• EXERCISE DESCRIPTION
Each entry must be reproduced precisely as it stands.

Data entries
[Begin]

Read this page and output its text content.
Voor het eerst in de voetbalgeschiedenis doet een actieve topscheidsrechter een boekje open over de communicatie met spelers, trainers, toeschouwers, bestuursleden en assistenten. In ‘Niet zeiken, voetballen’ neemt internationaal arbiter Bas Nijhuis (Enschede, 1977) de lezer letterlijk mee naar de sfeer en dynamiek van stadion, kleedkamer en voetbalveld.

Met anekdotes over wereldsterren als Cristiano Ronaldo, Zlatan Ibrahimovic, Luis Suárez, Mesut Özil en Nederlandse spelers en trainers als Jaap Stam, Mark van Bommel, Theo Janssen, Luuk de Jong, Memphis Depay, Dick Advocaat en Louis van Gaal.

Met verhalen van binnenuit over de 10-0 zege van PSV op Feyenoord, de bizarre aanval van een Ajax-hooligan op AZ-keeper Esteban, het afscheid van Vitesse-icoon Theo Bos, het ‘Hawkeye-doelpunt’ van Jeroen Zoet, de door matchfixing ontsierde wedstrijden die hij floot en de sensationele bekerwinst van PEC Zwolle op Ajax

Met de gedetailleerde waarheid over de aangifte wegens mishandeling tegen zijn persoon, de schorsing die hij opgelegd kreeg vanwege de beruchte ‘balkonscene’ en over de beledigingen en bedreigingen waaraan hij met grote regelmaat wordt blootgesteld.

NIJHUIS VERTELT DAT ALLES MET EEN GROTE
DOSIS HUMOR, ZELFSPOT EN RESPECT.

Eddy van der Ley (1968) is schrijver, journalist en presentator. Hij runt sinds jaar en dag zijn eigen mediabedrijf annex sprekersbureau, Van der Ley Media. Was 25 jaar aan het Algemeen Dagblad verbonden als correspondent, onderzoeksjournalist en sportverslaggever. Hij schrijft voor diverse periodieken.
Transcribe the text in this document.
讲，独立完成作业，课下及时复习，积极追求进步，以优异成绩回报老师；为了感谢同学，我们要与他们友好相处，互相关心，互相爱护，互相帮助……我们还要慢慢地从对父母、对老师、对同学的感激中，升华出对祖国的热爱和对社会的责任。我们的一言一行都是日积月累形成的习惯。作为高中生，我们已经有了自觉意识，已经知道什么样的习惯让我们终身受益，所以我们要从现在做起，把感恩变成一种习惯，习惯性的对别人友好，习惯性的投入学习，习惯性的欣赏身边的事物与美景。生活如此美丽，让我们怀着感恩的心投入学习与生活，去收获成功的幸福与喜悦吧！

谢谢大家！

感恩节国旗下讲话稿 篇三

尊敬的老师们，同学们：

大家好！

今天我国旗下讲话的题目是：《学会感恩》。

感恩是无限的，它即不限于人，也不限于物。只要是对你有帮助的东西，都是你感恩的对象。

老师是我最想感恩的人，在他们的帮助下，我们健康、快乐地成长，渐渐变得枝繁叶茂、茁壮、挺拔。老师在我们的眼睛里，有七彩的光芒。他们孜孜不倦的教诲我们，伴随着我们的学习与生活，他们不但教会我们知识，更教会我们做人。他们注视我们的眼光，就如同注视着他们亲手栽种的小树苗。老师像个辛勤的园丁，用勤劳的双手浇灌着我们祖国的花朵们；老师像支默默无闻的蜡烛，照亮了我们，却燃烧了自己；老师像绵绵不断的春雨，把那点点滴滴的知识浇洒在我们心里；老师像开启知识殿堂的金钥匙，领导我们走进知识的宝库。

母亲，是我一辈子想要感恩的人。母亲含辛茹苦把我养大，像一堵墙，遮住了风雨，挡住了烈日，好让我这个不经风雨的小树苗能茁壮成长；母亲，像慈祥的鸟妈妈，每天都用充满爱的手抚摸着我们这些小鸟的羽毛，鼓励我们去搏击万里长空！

[End]

• EXERCISE SOLUTION
Read this page and output its text content.
Voor het eerst in de voetbalgeschiedenis doet een actieve topscheidsrechter een boekje open over de communicatie met spelers, trainers, toeschouwers, bestuursleden en assistenten. In ‘Niet zeiken, voetballen’ neemt internationaal arbiter Bas Nijhuis (Enschede, 1977) de lezer letterlijk mee naar de sfeer en dynamiek van stadion, kleedkamer en voetbalveld.

Met anekdotes over wereldsterren als Cristiano Ronaldo, Zlatan Ibrahimovic, Luis Suárez, Mesut Özil en Nederlandse spelers en trainers als Jaap Stam, Mark van Bommel, Theo Janssen, Luuk de Jong, Memphis Depay, Dick Advocaat en Louis van Gaal.

Met verhalen van binnenuit over de 10-0 zege van PSV op Feyenoord, de bizarre aanval van een Ajax-hooligan op AZ-keeper Esteban, het afscheid van Vitesse-icoon Theo Bos, het ‘Hawkeye-doelpunt’ van Jeroen Zoet, de door matchfixing ontsierde wedstrijden die hij floot en de sensationele bekerwinst van PEC Zwolle op Ajax

Met de gedetailleerde waarheid over de aangifte wegens mishandeling tegen zijn persoon, de schorsing die hij opgelegd kreeg vanwege de beruchte ‘balkonscene’ en over de beledigingen en bedreigingen waaraan hij met grote regelmaat wordt blootgesteld.

NIJHUIS VERTELT DAT ALLES MET EEN GROTE
DOSIS HUMOR, ZELFSPOT EN RESPECT.

Eddy van der Ley (1968) is schrijver, journalist en presentator. Hij runt sinds jaar en dag zijn eigen mediabedrijf annex sprekersbureau, Van der Ley Media. Was 25 jaar aan het Algemeen Dagblad verbonden als correspondent, onderzoeksjournalist en sportverslaggever. Hij schrijft voor diverse periodieken.
Transcribe the text in this document.
讲，独立完成作业，课下及时复习，积极追求进步，以优异成绩回报老师；为了感谢同学，我们要与他们友好相处，互相关心，互相爱护，互相帮助……我们还要慢慢地从对父母、对老师、对同学的感激中，升华出对祖国的热爱和对社会的责任。我们的一言一行都是日积月累形成的习惯。作为高中生，我们已经有了自觉意识，已经知道什么样的习惯让我们终身受益，所以我们要从现在做起，把感恩变成一种习惯，习惯性的对别人友好，习惯性的投入学习，习惯性的欣赏身边的事物与美景。生活如此美丽，让我们怀着感恩的心投入学习与生活，去收获成功的幸福与喜悦吧！

谢谢大家！

感恩节国旗下讲话稿 篇三

尊敬的老师们，同学们：

大家好！

今天我国旗下讲话的题目是：《学会感恩》。

感恩是无限的，它即不限于人，也不限于物。只要是对你有帮助的东西，都是你感恩的对象。

老师是我最想感恩的人，在他们的帮助下，我们健康、快乐地成长，渐渐变得枝繁叶茂、茁壮、挺拔。老师在我们的眼睛里，有七彩的光芒。他们孜孜不倦的教诲我们，伴随着我们的学习与生活，他们不但教会我们知识，更教会我们做人。他们注视我们的眼光，就如同注视着他们亲手栽种的小树苗。老师像个辛勤的园丁，用勤劳的双手浇灌着我们祖国的花朵们；老师像支默默无闻的蜡烛，照亮了我们，却燃烧了自己；老师像绵绵不断的春雨，把那点点滴滴的知识浇洒在我们心里；老师像开启知识殿堂的金钥匙，领导我们走进知识的宝库。

母亲，是我一辈子想要感恩的人。母亲含辛茹苦把我养大，像一堵墙，遮住了风雨，挡住了烈日，好让我这个不经风雨的小树苗能茁壮成长；母亲，像慈祥的鸟妈妈，每天都用充满爱的手抚摸着我们这些小鸟的羽毛，鼓励我们去搏击万里长空！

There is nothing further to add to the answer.